◆ Written problem
In full and without deviation, write out the entries that follow.
Start of Records shown
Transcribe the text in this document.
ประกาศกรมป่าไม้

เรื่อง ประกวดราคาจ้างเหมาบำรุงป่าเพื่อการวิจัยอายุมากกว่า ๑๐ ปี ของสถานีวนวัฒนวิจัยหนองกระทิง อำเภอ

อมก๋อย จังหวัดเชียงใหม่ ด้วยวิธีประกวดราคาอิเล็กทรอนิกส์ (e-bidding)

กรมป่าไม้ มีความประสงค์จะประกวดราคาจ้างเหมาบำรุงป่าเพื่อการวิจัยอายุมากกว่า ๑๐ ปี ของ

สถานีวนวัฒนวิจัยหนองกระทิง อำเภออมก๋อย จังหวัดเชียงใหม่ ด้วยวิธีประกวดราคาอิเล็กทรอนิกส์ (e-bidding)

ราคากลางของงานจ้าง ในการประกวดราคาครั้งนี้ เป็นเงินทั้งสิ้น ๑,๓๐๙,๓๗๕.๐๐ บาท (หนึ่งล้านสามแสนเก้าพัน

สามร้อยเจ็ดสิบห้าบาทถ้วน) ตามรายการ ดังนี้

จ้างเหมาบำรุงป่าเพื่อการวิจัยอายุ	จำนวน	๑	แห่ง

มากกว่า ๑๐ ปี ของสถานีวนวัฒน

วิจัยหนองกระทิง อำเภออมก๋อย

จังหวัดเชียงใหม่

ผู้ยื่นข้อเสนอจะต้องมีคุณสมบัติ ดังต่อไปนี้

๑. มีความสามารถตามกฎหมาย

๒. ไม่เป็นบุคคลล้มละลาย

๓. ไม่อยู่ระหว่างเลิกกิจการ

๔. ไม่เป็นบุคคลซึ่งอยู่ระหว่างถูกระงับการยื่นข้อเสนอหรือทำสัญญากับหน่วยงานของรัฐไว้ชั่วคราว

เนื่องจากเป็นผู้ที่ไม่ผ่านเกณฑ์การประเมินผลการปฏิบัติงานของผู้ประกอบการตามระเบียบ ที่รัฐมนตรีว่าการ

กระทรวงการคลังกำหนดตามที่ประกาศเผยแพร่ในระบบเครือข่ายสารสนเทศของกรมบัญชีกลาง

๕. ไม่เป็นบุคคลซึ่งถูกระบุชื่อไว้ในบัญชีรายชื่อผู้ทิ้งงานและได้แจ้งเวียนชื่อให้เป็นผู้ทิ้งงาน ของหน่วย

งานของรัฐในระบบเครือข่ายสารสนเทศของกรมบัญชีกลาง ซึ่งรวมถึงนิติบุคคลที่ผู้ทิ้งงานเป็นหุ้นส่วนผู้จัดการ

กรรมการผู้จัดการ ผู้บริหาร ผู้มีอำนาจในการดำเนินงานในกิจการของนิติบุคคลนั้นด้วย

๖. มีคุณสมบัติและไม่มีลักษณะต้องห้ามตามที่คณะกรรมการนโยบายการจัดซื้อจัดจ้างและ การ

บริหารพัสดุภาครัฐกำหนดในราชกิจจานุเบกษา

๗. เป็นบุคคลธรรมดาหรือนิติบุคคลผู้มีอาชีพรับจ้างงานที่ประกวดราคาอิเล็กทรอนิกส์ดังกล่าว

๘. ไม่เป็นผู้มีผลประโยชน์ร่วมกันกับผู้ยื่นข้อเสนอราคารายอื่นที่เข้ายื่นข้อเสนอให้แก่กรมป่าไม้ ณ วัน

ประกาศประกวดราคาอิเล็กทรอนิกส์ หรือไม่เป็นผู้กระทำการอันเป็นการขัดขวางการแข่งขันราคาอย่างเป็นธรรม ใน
End of Records shown
◆ Exercise response
Transcribe the text in this document.
ประกาศกรมป่าไม้

เรื่อง ประกวดราคาจ้างเหมาบำรุงป่าเพื่อการวิจัยอายุมากกว่า ๑๐ ปี ของสถานีวนวัฒนวิจัยหนองกระทิง อำเภอ

อมก๋อย จังหวัดเชียงใหม่ ด้วยวิธีประกวดราคาอิเล็กทรอนิกส์ (e-bidding)

กรมป่าไม้ มีความประสงค์จะประกวดราคาจ้างเหมาบำรุงป่าเพื่อการวิจัยอายุมากกว่า ๑๐ ปี ของ

สถานีวนวัฒนวิจัยหนองกระทิง อำเภออมก๋อย จังหวัดเชียงใหม่ ด้วยวิธีประกวดราคาอิเล็กทรอนิกส์ (e-bidding)

ราคากลางของงานจ้าง ในการประกวดราคาครั้งนี้ เป็นเงินทั้งสิ้น ๑,๓๐๙,๓๗๕.๐๐ บาท (หนึ่งล้านสามแสนเก้าพัน

สามร้อยเจ็ดสิบห้าบาทถ้วน) ตามรายการ ดังนี้

จ้างเหมาบำรุงป่าเพื่อการวิจัยอายุ	จำนวน	๑	แห่ง

มากกว่า ๑๐ ปี ของสถานีวนวัฒน

วิจัยหนองกระทิง อำเภออมก๋อย

จังหวัดเชียงใหม่

ผู้ยื่นข้อเสนอจะต้องมีคุณสมบัติ ดังต่อไปนี้

๑. มีความสามารถตามกฎหมาย

๒. ไม่เป็นบุคคลล้มละลาย

๓. ไม่อยู่ระหว่างเลิกกิจการ

๔. ไม่เป็นบุคคลซึ่งอยู่ระหว่างถูกระงับการยื่นข้อเสนอหรือทำสัญญากับหน่วยงานของรัฐไว้ชั่วคราว

เนื่องจากเป็นผู้ที่ไม่ผ่านเกณฑ์การประเมินผลการปฏิบัติงานของผู้ประกอบการตามระเบียบ ที่รัฐมนตรีว่าการ

กระทรวงการคลังกำหนดตามที่ประกาศเผยแพร่ในระบบเครือข่ายสารสนเทศของกรมบัญชีกลาง

๕. ไม่เป็นบุคคลซึ่งถูกระบุชื่อไว้ในบัญชีรายชื่อผู้ทิ้งงานและได้แจ้งเวียนชื่อให้เป็นผู้ทิ้งงาน ของหน่วย

งานของรัฐในระบบเครือข่ายสารสนเทศของกรมบัญชีกลาง ซึ่งรวมถึงนิติบุคคลที่ผู้ทิ้งงานเป็นหุ้นส่วนผู้จัดการ

กรรมการผู้จัดการ ผู้บริหาร ผู้มีอำนาจในการดำเนินงานในกิจการของนิติบุคคลนั้นด้วย

๖. มีคุณสมบัติและไม่มีลักษณะต้องห้ามตามที่คณะกรรมการนโยบายการจัดซื้อจัดจ้างและ การ

บริหารพัสดุภาครัฐกำหนดในราชกิจจานุเบกษา

๗. เป็นบุคคลธรรมดาหรือนิติบุคคลผู้มีอาชีพรับจ้างงานที่ประกวดราคาอิเล็กทรอนิกส์ดังกล่าว

๘. ไม่เป็นผู้มีผลประโยชน์ร่วมกันกับผู้ยื่นข้อเสนอราคารายอื่นที่เข้ายื่นข้อเสนอให้แก่กรมป่าไม้ ณ วัน

ประกาศประกวดราคาอิเล็กทรอนิกส์ หรือไม่เป็นผู้กระทำการอันเป็นการขัดขวางการแข่งขันราคาอย่างเป็นธรรม ใน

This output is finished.